#### Work instructions
Search the listing below for the word "object" and copy each line that holds it.

---------- Provided records ----------

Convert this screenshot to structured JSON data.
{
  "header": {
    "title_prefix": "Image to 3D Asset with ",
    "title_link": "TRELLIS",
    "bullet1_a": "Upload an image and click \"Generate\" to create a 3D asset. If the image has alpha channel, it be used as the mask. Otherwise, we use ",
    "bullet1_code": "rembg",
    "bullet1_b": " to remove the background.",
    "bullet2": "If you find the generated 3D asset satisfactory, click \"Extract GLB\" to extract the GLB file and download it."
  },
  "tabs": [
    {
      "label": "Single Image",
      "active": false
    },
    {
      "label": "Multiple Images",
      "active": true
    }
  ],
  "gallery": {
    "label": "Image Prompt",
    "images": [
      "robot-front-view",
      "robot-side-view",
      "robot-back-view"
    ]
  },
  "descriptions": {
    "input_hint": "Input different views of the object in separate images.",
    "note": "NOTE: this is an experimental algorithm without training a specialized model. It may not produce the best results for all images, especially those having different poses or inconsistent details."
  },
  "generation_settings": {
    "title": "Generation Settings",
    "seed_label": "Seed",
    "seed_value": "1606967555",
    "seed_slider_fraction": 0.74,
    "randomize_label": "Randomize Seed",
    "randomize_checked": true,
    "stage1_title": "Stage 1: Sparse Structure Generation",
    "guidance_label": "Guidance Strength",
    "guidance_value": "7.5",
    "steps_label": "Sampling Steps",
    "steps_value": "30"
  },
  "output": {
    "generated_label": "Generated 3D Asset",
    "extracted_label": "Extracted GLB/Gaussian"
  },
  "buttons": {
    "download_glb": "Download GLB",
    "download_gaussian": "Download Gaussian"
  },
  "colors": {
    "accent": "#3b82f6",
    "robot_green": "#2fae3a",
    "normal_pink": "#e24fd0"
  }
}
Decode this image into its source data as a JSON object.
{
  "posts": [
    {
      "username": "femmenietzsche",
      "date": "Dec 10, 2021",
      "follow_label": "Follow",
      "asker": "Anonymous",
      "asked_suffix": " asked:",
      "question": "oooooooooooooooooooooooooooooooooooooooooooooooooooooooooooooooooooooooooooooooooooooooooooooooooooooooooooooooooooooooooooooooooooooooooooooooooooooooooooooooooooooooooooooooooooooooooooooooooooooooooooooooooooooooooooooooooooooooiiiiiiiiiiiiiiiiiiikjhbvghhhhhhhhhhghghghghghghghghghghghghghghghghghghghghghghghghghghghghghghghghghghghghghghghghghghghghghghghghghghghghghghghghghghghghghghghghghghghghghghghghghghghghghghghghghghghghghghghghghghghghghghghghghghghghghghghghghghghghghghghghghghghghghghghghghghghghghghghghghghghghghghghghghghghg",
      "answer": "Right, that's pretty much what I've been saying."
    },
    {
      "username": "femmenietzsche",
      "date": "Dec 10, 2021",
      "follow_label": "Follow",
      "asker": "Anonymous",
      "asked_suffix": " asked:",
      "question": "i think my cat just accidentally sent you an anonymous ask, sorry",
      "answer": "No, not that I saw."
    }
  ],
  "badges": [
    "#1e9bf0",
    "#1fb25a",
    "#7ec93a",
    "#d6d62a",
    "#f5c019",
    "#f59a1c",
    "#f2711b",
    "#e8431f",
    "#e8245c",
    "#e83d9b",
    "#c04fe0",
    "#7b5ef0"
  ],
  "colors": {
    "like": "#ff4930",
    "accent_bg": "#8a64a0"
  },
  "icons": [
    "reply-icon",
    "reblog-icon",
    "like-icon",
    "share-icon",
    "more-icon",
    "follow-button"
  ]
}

----------

#### Response to the exercise
    "input_hint": "Input different views of the object in separate images.",
Decode this image into its source data as a JSON object.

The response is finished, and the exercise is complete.